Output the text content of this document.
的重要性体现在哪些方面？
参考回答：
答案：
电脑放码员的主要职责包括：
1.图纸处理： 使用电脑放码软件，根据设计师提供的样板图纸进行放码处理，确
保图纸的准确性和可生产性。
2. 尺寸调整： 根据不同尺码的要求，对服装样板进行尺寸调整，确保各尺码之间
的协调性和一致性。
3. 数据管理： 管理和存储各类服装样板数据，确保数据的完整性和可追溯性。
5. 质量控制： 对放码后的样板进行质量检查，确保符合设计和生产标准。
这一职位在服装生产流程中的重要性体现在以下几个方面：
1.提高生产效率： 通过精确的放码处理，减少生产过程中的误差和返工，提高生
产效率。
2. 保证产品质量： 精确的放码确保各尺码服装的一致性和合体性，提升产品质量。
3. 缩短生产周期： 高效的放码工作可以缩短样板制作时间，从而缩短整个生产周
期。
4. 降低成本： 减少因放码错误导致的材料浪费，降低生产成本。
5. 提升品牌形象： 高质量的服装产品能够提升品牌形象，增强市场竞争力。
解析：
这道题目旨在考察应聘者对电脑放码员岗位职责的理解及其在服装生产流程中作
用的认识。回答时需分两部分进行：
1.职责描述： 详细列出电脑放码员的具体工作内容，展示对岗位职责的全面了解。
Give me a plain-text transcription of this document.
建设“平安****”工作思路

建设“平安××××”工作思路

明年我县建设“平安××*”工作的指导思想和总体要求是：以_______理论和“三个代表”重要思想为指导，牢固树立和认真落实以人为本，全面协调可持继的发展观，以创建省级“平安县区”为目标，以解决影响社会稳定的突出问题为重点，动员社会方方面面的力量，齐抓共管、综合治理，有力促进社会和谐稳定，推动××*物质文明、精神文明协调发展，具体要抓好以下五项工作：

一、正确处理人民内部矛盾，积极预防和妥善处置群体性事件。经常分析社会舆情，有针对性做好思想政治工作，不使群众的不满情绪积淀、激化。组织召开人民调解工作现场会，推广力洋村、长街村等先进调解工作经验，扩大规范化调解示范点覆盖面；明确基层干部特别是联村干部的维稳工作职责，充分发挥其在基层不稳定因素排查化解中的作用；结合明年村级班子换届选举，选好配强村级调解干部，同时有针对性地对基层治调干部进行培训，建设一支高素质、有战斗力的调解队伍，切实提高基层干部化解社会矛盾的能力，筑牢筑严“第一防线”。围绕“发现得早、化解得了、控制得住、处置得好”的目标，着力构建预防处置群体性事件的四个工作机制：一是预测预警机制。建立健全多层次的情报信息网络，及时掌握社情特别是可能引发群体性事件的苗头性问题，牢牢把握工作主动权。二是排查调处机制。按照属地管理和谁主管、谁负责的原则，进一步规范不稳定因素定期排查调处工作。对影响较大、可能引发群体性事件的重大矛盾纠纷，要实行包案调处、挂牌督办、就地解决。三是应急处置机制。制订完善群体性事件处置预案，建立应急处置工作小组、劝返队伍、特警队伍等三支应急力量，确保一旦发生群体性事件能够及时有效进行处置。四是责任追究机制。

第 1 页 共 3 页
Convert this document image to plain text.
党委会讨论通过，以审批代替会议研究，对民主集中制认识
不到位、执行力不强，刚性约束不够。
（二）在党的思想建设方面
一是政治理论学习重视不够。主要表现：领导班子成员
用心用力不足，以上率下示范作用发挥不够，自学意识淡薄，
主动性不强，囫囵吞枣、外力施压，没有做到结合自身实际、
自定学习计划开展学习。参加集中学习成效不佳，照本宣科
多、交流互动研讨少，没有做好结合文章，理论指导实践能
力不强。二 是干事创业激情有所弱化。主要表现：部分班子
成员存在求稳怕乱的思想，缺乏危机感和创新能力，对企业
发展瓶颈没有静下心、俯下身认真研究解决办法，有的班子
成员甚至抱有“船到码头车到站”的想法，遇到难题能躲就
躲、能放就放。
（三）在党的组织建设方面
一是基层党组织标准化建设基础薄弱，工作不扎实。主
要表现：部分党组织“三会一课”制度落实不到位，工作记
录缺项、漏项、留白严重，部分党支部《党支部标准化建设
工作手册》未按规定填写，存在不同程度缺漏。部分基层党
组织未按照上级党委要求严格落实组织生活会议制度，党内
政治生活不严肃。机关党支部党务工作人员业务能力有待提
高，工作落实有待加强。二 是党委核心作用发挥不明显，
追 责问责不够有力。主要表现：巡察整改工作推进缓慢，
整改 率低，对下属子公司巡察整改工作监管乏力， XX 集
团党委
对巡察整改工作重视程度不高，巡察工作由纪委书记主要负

◆ What is being asked
Leave out every line without the string "this" and copy the rest.

◆ Task solution
Output the text content of this document.
Give me a plain-text transcription of this document.
Convert this document image to plain text.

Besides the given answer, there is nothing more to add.